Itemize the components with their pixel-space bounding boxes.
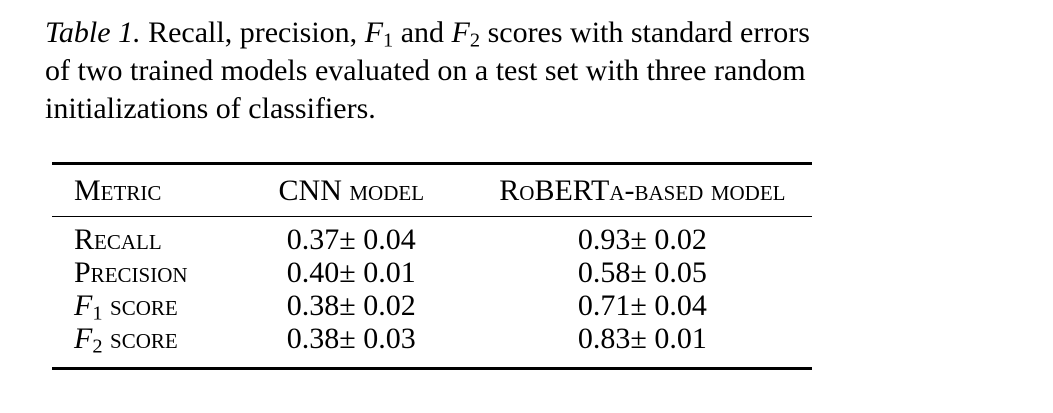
metric-cell: Precision <box>52 256 230 289</box>
metric-cell: F2 score <box>52 322 230 369</box>
column-header-roberta-model: RoBERTa-based model <box>472 163 812 217</box>
caption-text: scores with standard errors <box>480 16 810 49</box>
metric-subscript: 1 <box>92 302 103 325</box>
value-cell-cnn: 0.38± 0.03 <box>286 322 416 355</box>
value-cell-cnn: 0.40± 0.01 <box>286 256 416 289</box>
table-caption: Table 1. Recall, precision, F1 and F2 sc… <box>45 14 875 128</box>
f2-subscript: 2 <box>469 29 481 52</box>
metric-cell: F1 score <box>52 289 230 325</box>
caption-line-1: Table 1. Recall, precision, F1 and F2 sc… <box>45 14 875 52</box>
f2-math-symbol: F <box>451 16 470 49</box>
metric-label: score <box>102 289 178 322</box>
caption-line-2: of two trained models evaluated on a tes… <box>45 54 806 87</box>
column-header-cnn-model: CNN model <box>229 163 473 217</box>
table-row-f1-score: F1 score 0.38± 0.02 0.71± 0.04 <box>52 289 812 325</box>
metric-subscript: 2 <box>92 335 103 358</box>
results-table: Metric CNN model RoBERTa-based model Rec… <box>52 162 812 370</box>
value-cell-roberta: 0.58± 0.05 <box>577 256 707 289</box>
caption-text: and <box>393 16 452 49</box>
metric-cell: Recall <box>52 217 230 257</box>
caption-table-label: Table 1. <box>45 16 141 49</box>
caption-line-3: initializations of classifiers. <box>45 92 376 125</box>
metric-label: Precision <box>74 256 188 289</box>
f1-subscript: 1 <box>383 29 394 52</box>
f1-math-symbol: F <box>364 16 384 49</box>
table-row-f2-score: F2 score 0.38± 0.03 0.83± 0.01 <box>52 322 812 369</box>
table-row-precision: Precision 0.40± 0.01 0.58± 0.05 <box>52 256 812 289</box>
metric-label: Recall <box>74 223 162 256</box>
table-row-recall: Recall 0.37± 0.04 0.93± 0.02 <box>52 217 812 257</box>
value-cell-cnn: 0.37± 0.04 <box>286 223 416 256</box>
value-cell-cnn: 0.38± 0.02 <box>286 289 416 322</box>
value-cell-roberta: 0.93± 0.02 <box>577 223 707 256</box>
table-header-row: Metric CNN model RoBERTa-based model <box>52 163 812 217</box>
metric-math-letter: F <box>74 289 93 322</box>
metric-math-letter: F <box>74 322 93 355</box>
column-header-metric: Metric <box>52 163 230 217</box>
value-cell-roberta: 0.83± 0.01 <box>577 322 707 355</box>
metric-label: score <box>102 322 178 355</box>
value-cell-roberta: 0.71± 0.04 <box>577 289 707 322</box>
caption-text: Recall, precision, <box>140 16 365 49</box>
# # # # #
> **WHAT YOU SHOULD DO**: Please copy out every line of the entry above word for word, omitting the picture.

> **FINAL RESULT**:
Itemize the components with their pixel-space bounding boxes.
metric-cell: Precision <box>52 256 230 289</box>
metric-cell: F2 score <box>52 322 230 369</box>
column-header-roberta-model: RoBERTa-based model <box>472 163 812 217</box>
caption-text: scores with standard errors <box>480 16 810 49</box>
metric-subscript: 1 <box>92 302 103 325</box>
value-cell-cnn: 0.38± 0.03 <box>286 322 416 355</box>
value-cell-cnn: 0.40± 0.01 <box>286 256 416 289</box>
table-caption: Table 1. Recall, precision, F1 and F2 sc… <box>45 14 875 128</box>
f2-subscript: 2 <box>469 29 481 52</box>
metric-cell: F1 score <box>52 289 230 325</box>
caption-line-1: Table 1. Recall, precision, F1 and F2 sc… <box>45 14 875 52</box>
f2-math-symbol: F <box>451 16 470 49</box>
metric-label: score <box>102 289 178 322</box>
caption-line-2: of two trained models evaluated on a tes… <box>45 54 806 87</box>
column-header-cnn-model: CNN model <box>229 163 473 217</box>
table-row-f1-score: F1 score 0.38± 0.02 0.71± 0.04 <box>52 289 812 325</box>
metric-subscript: 2 <box>92 335 103 358</box>
results-table: Metric CNN model RoBERTa-based model Rec… <box>52 162 812 370</box>
value-cell-roberta: 0.58± 0.05 <box>577 256 707 289</box>
caption-text: and <box>393 16 452 49</box>
metric-cell: Recall <box>52 217 230 257</box>
caption-table-label: Table 1. <box>45 16 141 49</box>
caption-line-3: initializations of classifiers. <box>45 92 376 125</box>
metric-label: Precision <box>74 256 188 289</box>
f1-subscript: 1 <box>383 29 394 52</box>
f1-math-symbol: F <box>364 16 384 49</box>
table-row-f2-score: F2 score 0.38± 0.03 0.83± 0.01 <box>52 322 812 369</box>
table-row-precision: Precision 0.40± 0.01 0.58± 0.05 <box>52 256 812 289</box>
metric-label: Recall <box>74 223 162 256</box>
table-row-recall: Recall 0.37± 0.04 0.93± 0.02 <box>52 217 812 257</box>
value-cell-cnn: 0.37± 0.04 <box>286 223 416 256</box>
value-cell-cnn: 0.38± 0.02 <box>286 289 416 322</box>
value-cell-roberta: 0.93± 0.02 <box>577 223 707 256</box>
table-header-row: Metric CNN model RoBERTa-based model <box>52 163 812 217</box>
metric-math-letter: F <box>74 289 93 322</box>
metric-math-letter: F <box>74 322 93 355</box>
column-header-metric: Metric <box>52 163 230 217</box>
value-cell-roberta: 0.83± 0.01 <box>577 322 707 355</box>
metric-label: score <box>102 322 178 355</box>
value-cell-roberta: 0.71± 0.04 <box>577 289 707 322</box>
caption-text: Recall, precision, <box>140 16 365 49</box>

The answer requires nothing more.